The exercise:
In the listing below, how many lines contain the word "name"? Please respond with the number only.

Entries taken from a collection
═══

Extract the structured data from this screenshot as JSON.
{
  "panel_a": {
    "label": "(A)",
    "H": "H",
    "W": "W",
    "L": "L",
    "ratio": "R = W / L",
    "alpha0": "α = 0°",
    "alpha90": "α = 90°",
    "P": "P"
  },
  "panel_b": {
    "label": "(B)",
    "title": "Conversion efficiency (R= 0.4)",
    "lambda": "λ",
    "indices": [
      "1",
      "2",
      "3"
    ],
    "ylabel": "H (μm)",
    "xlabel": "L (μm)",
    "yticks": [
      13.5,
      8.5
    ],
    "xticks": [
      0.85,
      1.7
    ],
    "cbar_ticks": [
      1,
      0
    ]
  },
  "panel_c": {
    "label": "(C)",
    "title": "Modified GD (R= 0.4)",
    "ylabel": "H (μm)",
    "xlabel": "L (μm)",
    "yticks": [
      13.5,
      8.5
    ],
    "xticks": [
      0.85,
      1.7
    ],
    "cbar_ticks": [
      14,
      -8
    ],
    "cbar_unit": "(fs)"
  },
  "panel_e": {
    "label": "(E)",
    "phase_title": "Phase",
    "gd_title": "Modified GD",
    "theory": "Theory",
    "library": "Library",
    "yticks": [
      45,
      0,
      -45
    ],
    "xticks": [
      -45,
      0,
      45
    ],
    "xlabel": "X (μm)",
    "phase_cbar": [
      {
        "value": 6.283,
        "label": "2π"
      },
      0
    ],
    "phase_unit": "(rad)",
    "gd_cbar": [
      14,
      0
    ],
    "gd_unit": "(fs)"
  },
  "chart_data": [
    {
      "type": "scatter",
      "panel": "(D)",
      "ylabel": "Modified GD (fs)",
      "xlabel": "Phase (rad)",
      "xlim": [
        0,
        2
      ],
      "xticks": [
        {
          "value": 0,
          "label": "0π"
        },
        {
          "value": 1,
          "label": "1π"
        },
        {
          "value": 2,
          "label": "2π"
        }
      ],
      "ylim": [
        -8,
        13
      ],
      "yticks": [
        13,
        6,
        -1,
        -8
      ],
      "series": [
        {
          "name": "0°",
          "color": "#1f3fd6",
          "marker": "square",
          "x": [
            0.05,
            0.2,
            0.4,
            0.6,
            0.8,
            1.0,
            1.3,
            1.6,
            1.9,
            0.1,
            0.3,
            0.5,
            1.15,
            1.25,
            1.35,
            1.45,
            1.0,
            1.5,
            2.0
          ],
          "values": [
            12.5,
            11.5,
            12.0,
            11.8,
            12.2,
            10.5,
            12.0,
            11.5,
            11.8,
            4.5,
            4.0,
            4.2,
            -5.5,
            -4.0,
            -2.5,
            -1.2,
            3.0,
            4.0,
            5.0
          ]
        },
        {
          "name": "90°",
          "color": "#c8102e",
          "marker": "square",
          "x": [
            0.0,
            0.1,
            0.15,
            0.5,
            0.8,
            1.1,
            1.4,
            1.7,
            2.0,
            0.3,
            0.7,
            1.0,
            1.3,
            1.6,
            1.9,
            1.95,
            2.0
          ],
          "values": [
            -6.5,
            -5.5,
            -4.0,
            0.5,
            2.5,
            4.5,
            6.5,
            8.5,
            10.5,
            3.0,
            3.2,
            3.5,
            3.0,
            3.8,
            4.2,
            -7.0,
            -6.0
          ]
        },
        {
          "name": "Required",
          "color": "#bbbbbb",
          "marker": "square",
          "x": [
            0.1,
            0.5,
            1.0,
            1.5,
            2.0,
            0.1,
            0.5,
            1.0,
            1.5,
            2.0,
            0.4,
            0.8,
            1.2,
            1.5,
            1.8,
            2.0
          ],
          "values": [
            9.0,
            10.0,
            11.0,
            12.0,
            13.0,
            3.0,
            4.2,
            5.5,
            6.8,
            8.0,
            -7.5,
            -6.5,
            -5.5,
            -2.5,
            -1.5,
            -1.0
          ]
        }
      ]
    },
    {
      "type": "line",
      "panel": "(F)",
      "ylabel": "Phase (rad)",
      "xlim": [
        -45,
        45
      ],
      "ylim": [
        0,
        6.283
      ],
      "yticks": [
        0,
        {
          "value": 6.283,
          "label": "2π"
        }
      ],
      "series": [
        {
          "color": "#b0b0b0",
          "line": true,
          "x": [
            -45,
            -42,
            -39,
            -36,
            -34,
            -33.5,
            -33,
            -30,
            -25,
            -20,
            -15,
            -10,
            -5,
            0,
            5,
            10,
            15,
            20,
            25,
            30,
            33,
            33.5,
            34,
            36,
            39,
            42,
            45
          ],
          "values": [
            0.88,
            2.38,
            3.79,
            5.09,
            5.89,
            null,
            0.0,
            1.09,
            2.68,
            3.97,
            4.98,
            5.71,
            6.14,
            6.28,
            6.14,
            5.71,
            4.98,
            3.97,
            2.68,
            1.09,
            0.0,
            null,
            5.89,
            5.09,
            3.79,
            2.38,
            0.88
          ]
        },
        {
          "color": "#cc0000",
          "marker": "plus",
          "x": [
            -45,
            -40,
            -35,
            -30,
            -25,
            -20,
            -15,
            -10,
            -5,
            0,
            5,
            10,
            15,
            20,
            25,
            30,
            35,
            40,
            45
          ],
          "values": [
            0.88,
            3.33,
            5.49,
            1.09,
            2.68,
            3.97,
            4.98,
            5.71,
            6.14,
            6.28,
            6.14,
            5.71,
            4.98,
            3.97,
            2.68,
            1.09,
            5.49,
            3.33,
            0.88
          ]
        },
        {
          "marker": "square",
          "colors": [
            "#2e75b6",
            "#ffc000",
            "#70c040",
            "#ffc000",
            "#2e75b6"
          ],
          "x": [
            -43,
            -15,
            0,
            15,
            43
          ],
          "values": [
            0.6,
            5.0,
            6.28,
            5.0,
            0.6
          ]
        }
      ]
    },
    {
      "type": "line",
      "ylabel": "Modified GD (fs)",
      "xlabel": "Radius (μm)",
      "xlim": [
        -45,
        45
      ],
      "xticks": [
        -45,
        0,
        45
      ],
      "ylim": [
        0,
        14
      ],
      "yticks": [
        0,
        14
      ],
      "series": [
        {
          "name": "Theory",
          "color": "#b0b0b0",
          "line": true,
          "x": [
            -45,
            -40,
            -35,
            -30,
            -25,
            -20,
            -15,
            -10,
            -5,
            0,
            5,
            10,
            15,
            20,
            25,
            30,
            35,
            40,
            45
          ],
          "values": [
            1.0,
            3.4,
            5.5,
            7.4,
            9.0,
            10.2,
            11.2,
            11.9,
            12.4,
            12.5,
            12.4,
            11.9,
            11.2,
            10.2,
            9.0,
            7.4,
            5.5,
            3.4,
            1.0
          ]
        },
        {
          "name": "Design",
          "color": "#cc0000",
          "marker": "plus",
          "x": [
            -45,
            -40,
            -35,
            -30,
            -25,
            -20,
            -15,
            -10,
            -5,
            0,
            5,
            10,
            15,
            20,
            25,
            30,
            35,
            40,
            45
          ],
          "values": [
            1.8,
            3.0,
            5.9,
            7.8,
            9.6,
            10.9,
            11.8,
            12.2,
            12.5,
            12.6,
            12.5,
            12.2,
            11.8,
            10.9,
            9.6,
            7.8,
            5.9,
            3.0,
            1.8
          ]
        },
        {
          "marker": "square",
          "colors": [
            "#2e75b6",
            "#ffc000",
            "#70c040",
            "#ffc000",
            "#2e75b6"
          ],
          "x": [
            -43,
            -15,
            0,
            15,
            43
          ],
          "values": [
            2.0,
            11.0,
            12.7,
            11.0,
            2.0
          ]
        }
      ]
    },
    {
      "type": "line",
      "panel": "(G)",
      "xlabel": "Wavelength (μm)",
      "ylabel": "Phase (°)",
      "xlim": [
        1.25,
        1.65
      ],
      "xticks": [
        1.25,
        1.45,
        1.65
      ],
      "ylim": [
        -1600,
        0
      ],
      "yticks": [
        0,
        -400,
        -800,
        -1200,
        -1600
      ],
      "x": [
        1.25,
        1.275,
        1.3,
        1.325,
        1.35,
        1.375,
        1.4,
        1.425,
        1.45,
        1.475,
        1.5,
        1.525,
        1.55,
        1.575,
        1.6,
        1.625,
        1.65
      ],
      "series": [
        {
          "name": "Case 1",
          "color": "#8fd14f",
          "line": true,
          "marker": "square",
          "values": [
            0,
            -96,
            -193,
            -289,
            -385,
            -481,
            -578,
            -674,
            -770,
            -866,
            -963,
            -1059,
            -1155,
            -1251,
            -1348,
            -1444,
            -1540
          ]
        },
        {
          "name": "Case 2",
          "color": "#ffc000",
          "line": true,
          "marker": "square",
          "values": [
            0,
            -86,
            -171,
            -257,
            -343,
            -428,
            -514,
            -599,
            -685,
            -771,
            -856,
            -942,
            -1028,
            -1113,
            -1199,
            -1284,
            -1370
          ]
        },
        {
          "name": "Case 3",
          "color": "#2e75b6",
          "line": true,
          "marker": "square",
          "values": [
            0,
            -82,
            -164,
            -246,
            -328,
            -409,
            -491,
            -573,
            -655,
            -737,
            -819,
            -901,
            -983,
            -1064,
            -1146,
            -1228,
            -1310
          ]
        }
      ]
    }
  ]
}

═══

Output below:
8